* **SELECTED EXCERPT**

Thursday, September 30, 2021

September Sweeps - Day 607

So, back to the cabin again.  I believe I complained about fall having arrived so fast the last time I was here.  Even more so now, not only have the leaves changed their colors up here (there are still some green leaves, maybe 15% of the trees have not yet changed), but more than half of the trees are now completely bare, the leaves having fallen in the week since I was here.  Things look dead, the grass is brown, the water at the lake looks shrunken and sad, and there is a chill in the air that made it difficult to do my run on the dam, much less stand in the spot with a phone signal and check my messages (I had zero text messages, always an unhappy discovery).

It's probably something that I have said before, but summers are very short way up here in the mountains.  There is probably a three week stretch every summer where it gets hot enough up here to open the windows and leave them open at night (and that's still only on days when it's a hundred degrees or so back home), and of course, winter lasts a lot longer up here.  It was cold enough that I put a long sleeved shirt on over my long sleeved shirt once I got here, and didn't take my shoes off for a couple of hours.

I went outside and gathered ten logs for the fire (there are downed trees that my brother cut down earlier this summer, and though he chainsawed them into stove-sized lengths, they hadn't been collected or stacked), and then grabbed a bucket and filled it with kindling--branches and pieces of bark that would easily burn and, hopefully, start a fire that wouldn't just go out in two minutes like mine usually do.

To my surprise, once it started up, it never went out, burning as long as I continued to feed the flames, and I even went out and filled the bucket with more kindling right before it got dark.  It took a long while to get the temperature in here up, though (I think it had gone from 49 to 55 an hour after I got the fire going), but once the logs started to burn, it warmed right up so well that, when the fire burned out sometime in the dark of night, it only dropped a few degrees by the morning.

* **CHALLENGE A**
List every temperature figure given in the cabin entry.
* **CHALLENGE B**
Extend the cabin entry from the point where it ends.

Element region listings

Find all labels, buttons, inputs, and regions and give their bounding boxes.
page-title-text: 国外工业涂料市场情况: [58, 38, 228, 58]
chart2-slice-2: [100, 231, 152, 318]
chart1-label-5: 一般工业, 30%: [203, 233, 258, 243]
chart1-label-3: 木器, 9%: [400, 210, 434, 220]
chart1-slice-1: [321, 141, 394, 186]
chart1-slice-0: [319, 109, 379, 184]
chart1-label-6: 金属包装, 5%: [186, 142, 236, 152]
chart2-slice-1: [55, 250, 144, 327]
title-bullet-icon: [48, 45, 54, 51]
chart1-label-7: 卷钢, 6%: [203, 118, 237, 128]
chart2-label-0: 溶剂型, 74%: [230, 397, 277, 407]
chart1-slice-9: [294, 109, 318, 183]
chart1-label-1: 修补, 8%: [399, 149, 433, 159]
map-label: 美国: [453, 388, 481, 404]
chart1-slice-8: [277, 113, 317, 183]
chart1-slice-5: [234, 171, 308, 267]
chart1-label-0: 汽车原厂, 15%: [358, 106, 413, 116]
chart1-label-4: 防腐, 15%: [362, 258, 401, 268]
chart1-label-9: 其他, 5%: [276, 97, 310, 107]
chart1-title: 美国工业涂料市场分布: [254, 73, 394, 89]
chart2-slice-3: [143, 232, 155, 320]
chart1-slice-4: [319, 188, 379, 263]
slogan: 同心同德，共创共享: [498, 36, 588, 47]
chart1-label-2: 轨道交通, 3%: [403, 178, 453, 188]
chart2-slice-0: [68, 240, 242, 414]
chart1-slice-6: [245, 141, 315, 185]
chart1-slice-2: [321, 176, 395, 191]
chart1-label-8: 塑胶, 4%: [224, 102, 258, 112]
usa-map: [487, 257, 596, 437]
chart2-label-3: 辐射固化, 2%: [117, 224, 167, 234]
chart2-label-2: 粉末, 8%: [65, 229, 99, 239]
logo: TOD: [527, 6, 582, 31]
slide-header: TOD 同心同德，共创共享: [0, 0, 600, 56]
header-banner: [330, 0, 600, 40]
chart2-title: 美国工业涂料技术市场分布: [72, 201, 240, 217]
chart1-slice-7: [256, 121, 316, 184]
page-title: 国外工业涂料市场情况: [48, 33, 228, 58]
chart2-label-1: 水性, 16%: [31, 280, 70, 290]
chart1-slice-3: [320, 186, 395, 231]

* **REPLY A**
- A hundred degrees or so (back home)
- 49
- 55

* **REPLY B**
Sit-ups Today: 100
Sit-ups In September: 3185

I've been reading a really thick biography on Walt Disney the last few weeks, and it has been kind of thrilling, but also very, very frustrating.  The author clearly puts you on the side of Disney (and his studio)*, and you root for him, want him to succeed, want the cash to come pouring in.  But the man was apparently so terrible with money, so unconcerned with the bottom line and budgets, and such an irresponsible perfectionist, that after the first three or four times that something ends up costing way more than it was supposed to (sometimes more than double) or doesn't come out when it was planned to (sometimes by more than a year, and in the case of BAMBI, more than three years), you start to shake your head and see the same crazy pattern repeating.

The worst, in my mind, was Walt's obsession with an animated concert feature film about classical music, which he put all his focus on, despite having other projects much further along and closer to completion.  The weeks he works and reworks and imagines and reimagines what will be called FANTASIA are so frustrating, that it starts to feel like one of those mad scientist pictures where the creation no longer can be considered noble or an understandable scientific endeavor, but is the textbook definition of a monster.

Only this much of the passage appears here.